Items listed in a dataset:
______

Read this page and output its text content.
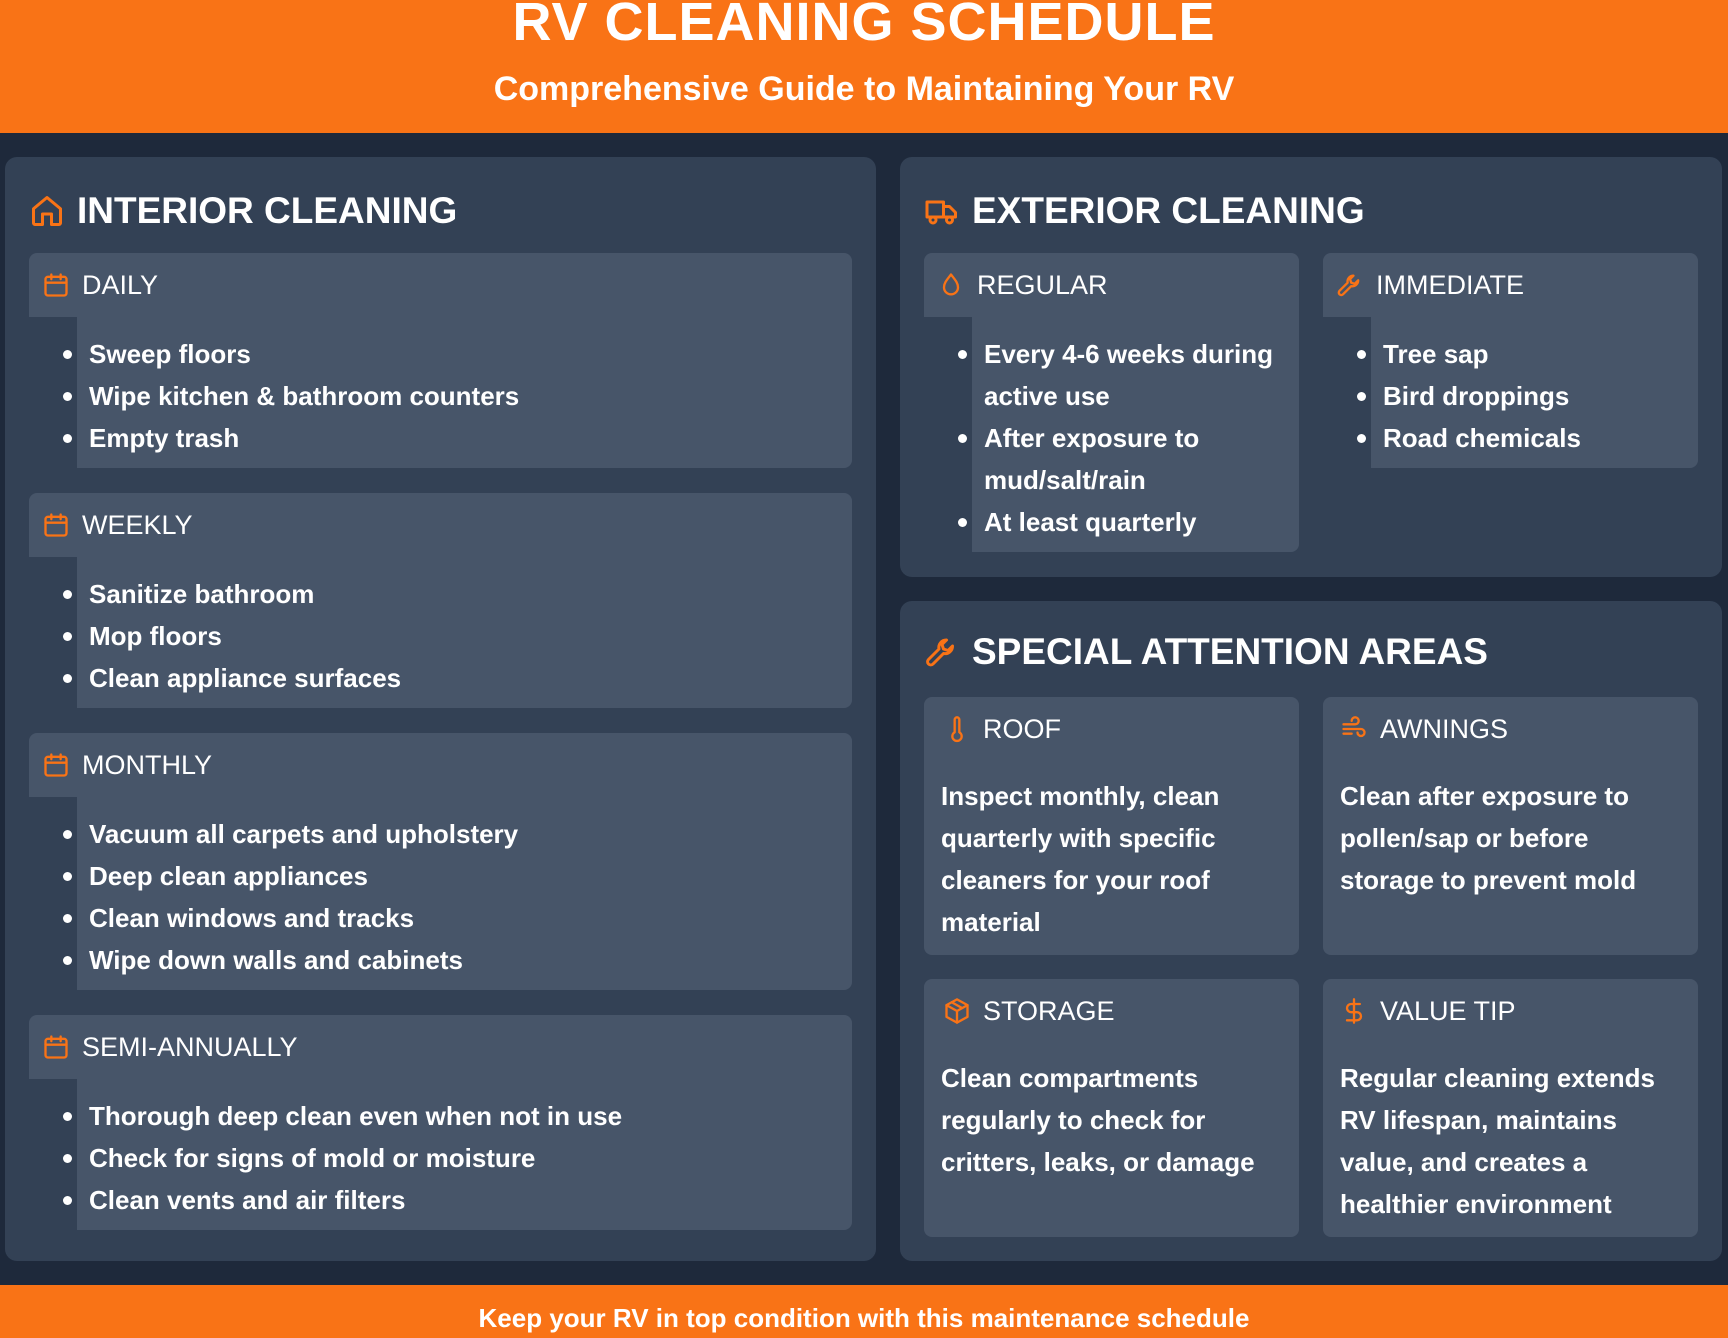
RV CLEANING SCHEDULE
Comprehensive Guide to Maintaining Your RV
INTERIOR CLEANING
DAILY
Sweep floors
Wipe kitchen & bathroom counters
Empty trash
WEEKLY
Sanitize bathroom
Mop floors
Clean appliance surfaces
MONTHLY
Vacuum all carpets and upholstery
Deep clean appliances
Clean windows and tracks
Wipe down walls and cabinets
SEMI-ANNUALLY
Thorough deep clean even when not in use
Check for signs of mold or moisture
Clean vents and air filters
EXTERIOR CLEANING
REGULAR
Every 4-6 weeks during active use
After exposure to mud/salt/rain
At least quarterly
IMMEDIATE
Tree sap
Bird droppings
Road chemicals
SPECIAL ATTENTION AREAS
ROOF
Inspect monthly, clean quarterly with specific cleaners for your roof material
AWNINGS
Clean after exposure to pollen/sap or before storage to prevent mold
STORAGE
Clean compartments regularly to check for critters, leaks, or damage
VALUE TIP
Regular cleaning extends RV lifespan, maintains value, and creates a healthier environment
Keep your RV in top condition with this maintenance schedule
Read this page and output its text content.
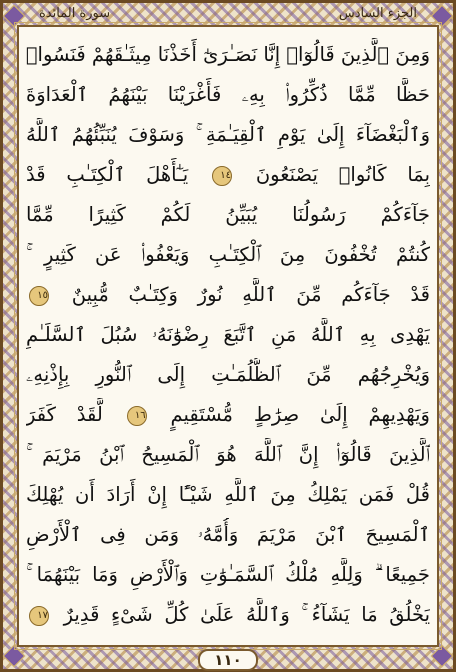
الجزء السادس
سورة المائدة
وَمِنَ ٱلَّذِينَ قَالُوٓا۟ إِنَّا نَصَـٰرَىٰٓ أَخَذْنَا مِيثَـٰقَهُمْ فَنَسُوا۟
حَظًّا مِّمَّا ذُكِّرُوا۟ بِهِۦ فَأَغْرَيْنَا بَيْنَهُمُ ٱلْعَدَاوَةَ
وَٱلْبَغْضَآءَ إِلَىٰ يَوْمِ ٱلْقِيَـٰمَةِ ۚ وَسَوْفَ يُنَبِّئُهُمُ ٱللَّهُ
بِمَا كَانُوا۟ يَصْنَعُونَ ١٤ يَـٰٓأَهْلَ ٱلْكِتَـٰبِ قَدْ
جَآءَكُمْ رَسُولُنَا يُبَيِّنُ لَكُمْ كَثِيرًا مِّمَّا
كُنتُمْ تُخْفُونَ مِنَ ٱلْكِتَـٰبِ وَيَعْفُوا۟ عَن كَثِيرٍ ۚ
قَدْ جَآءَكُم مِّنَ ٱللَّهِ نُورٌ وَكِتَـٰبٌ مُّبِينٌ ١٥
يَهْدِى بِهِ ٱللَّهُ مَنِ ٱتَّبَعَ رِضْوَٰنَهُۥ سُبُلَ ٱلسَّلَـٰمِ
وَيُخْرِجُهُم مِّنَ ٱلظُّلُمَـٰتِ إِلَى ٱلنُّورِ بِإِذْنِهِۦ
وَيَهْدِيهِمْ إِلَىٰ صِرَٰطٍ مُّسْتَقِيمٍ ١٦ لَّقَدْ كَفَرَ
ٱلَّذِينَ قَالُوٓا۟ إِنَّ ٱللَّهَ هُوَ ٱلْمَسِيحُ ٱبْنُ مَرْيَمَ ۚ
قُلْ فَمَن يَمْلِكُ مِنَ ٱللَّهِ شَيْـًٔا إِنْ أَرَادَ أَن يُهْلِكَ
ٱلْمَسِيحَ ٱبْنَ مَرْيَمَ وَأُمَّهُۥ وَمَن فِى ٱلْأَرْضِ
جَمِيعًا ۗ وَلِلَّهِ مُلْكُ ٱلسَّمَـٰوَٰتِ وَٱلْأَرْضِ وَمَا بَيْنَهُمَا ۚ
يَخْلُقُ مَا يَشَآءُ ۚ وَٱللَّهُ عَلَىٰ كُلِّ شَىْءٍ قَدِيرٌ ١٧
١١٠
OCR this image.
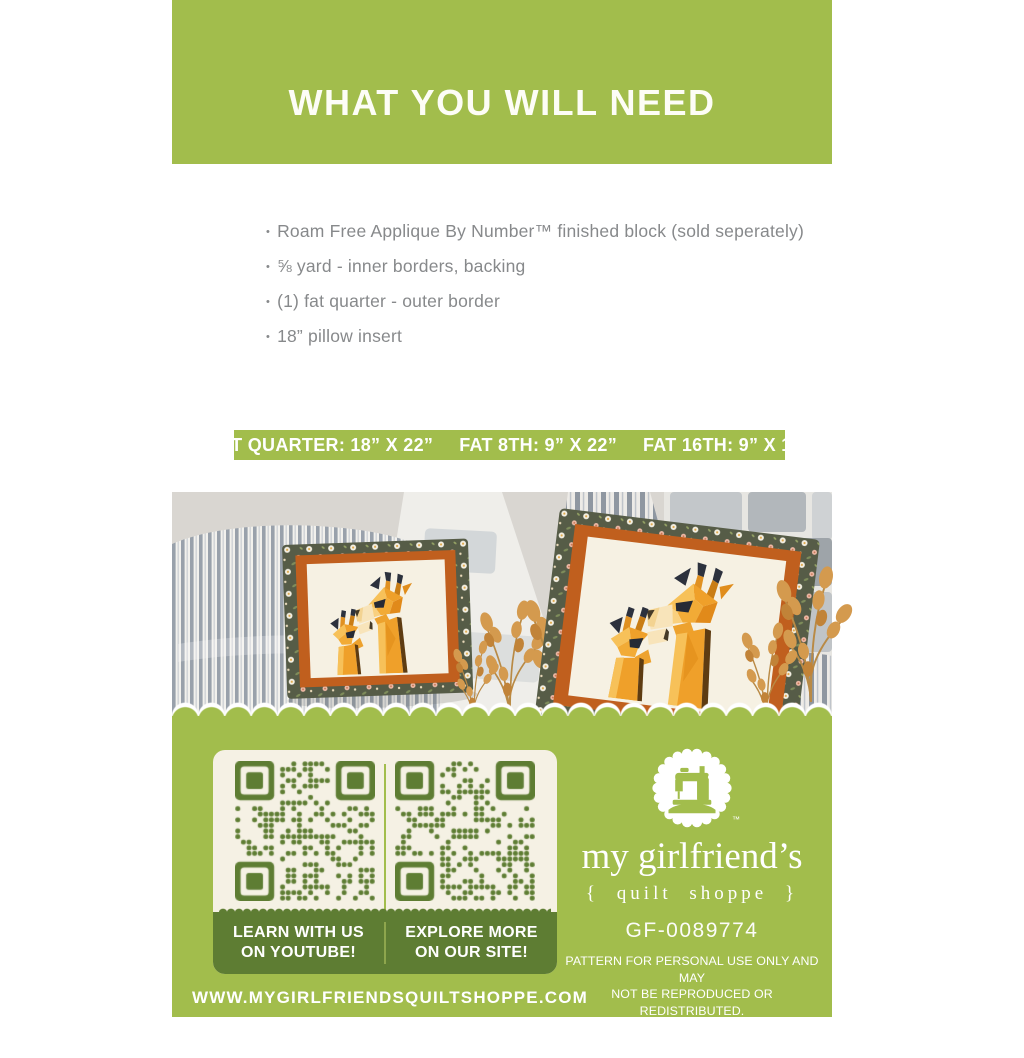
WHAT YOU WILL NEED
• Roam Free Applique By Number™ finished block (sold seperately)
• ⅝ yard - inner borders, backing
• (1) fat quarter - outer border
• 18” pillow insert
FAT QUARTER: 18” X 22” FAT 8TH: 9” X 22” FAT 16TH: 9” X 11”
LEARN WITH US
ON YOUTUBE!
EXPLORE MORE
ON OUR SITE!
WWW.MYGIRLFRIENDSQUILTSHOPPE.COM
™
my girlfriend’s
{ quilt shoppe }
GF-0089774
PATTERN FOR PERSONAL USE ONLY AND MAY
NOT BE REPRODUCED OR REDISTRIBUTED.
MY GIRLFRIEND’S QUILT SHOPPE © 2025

______

Exercise: Each record above must be returned exactly as written, with its pictures omitted.

Solution to the exercise:
Read this page and output its text content.
RV CLEANING SCHEDULE
Comprehensive Guide to Maintaining Your RV
INTERIOR CLEANING
DAILY
Sweep floors
Wipe kitchen & bathroom counters
Empty trash
WEEKLY
Sanitize bathroom
Mop floors
Clean appliance surfaces
MONTHLY
Vacuum all carpets and upholstery
Deep clean appliances
Clean windows and tracks
Wipe down walls and cabinets
SEMI-ANNUALLY
Thorough deep clean even when not in use
Check for signs of mold or moisture
Clean vents and air filters
EXTERIOR CLEANING
REGULAR
Every 4-6 weeks during active use
After exposure to mud/salt/rain
At least quarterly
IMMEDIATE
Tree sap
Bird droppings
Road chemicals
SPECIAL ATTENTION AREAS
ROOF
Inspect monthly, clean quarterly with specific cleaners for your roof material
AWNINGS
Clean after exposure to pollen/sap or before storage to prevent mold
STORAGE
Clean compartments regularly to check for critters, leaks, or damage
VALUE TIP
Regular cleaning extends RV lifespan, maintains value, and creates a healthier environment
Keep your RV in top condition with this maintenance schedule
Read this page and output its text content.
الجزء السادس
سورة المائدة
وَمِنَ ٱلَّذِينَ قَالُوٓا۟ إِنَّا نَصَـٰرَىٰٓ أَخَذْنَا مِيثَـٰقَهُمْ فَنَسُوا۟
حَظًّا مِّمَّا ذُكِّرُوا۟ بِهِۦ فَأَغْرَيْنَا بَيْنَهُمُ ٱلْعَدَاوَةَ
وَٱلْبَغْضَآءَ إِلَىٰ يَوْمِ ٱلْقِيَـٰمَةِ ۚ وَسَوْفَ يُنَبِّئُهُمُ ٱللَّهُ
بِمَا كَانُوا۟ يَصْنَعُونَ ١٤ يَـٰٓأَهْلَ ٱلْكِتَـٰبِ قَدْ
جَآءَكُمْ رَسُولُنَا يُبَيِّنُ لَكُمْ كَثِيرًا مِّمَّا
كُنتُمْ تُخْفُونَ مِنَ ٱلْكِتَـٰبِ وَيَعْفُوا۟ عَن كَثِيرٍ ۚ
قَدْ جَآءَكُم مِّنَ ٱللَّهِ نُورٌ وَكِتَـٰبٌ مُّبِينٌ ١٥
يَهْدِى بِهِ ٱللَّهُ مَنِ ٱتَّبَعَ رِضْوَٰنَهُۥ سُبُلَ ٱلسَّلَـٰمِ
وَيُخْرِجُهُم مِّنَ ٱلظُّلُمَـٰتِ إِلَى ٱلنُّورِ بِإِذْنِهِۦ
وَيَهْدِيهِمْ إِلَىٰ صِرَٰطٍ مُّسْتَقِيمٍ ١٦ لَّقَدْ كَفَرَ
ٱلَّذِينَ قَالُوٓا۟ إِنَّ ٱللَّهَ هُوَ ٱلْمَسِيحُ ٱبْنُ مَرْيَمَ ۚ
قُلْ فَمَن يَمْلِكُ مِنَ ٱللَّهِ شَيْـًٔا إِنْ أَرَادَ أَن يُهْلِكَ
ٱلْمَسِيحَ ٱبْنَ مَرْيَمَ وَأُمَّهُۥ وَمَن فِى ٱلْأَرْضِ
جَمِيعًا ۗ وَلِلَّهِ مُلْكُ ٱلسَّمَـٰوَٰتِ وَٱلْأَرْضِ وَمَا بَيْنَهُمَا ۚ
يَخْلُقُ مَا يَشَآءُ ۚ وَٱللَّهُ عَلَىٰ كُلِّ شَىْءٍ قَدِيرٌ ١٧
١١٠
OCR this image.
WHAT YOU WILL NEED
• Roam Free Applique By Number™ finished block (sold seperately)
• ⅝ yard - inner borders, backing
• (1) fat quarter - outer border
• 18” pillow insert
FAT QUARTER: 18” X 22” FAT 8TH: 9” X 22” FAT 16TH: 9” X 11”
LEARN WITH US
ON YOUTUBE!
EXPLORE MORE
ON OUR SITE!
WWW.MYGIRLFRIENDSQUILTSHOPPE.COM
™
my girlfriend’s
{ quilt shoppe }
GF-0089774
PATTERN FOR PERSONAL USE ONLY AND MAY
NOT BE REPRODUCED OR REDISTRIBUTED.
MY GIRLFRIEND’S QUILT SHOPPE © 2025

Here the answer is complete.